━━━ Material
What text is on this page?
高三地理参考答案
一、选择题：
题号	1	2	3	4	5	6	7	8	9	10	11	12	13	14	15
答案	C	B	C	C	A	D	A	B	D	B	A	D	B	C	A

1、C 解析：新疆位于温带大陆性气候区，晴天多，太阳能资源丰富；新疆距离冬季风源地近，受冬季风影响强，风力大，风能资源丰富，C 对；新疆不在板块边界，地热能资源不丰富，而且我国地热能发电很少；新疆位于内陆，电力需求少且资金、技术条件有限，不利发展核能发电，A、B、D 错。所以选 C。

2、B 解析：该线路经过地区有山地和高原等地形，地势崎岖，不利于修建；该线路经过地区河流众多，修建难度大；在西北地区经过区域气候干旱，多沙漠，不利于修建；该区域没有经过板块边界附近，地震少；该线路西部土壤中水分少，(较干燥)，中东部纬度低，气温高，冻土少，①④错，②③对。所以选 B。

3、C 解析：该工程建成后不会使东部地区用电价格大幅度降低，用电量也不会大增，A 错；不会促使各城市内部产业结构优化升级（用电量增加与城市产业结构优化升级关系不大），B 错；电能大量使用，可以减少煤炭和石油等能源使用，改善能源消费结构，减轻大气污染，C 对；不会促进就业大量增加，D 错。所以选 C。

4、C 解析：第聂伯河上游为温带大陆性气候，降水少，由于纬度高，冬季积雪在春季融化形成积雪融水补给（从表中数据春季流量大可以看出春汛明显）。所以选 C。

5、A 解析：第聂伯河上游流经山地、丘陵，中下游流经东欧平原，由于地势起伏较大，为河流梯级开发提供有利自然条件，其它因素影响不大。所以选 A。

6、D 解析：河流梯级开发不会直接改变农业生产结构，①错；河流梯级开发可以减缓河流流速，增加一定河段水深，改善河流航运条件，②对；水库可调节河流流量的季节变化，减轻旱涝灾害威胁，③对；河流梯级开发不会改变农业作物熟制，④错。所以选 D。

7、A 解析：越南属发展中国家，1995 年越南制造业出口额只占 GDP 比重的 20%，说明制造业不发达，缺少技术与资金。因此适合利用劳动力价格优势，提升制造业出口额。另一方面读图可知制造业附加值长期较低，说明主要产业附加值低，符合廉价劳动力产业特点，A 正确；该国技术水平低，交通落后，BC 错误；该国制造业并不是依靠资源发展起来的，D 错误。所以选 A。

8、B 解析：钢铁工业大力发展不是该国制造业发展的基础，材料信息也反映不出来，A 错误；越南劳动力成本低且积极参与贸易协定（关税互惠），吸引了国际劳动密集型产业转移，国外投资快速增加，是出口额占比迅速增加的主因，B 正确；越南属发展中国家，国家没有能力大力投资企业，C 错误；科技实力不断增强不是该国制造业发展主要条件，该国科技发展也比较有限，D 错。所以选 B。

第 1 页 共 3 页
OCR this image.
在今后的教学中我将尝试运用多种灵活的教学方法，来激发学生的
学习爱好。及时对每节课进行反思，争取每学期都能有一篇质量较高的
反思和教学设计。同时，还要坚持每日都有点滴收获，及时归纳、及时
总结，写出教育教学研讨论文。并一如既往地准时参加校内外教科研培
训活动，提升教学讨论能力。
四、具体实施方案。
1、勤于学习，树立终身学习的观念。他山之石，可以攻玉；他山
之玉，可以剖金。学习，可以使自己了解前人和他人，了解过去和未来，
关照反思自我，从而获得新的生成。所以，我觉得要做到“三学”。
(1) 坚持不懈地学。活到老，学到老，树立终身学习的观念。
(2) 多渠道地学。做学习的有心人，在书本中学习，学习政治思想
━━━━━━
Exercise aim ▸
Report how many lines in the records above contain the word "this", giving only the number.

Task response ▸
2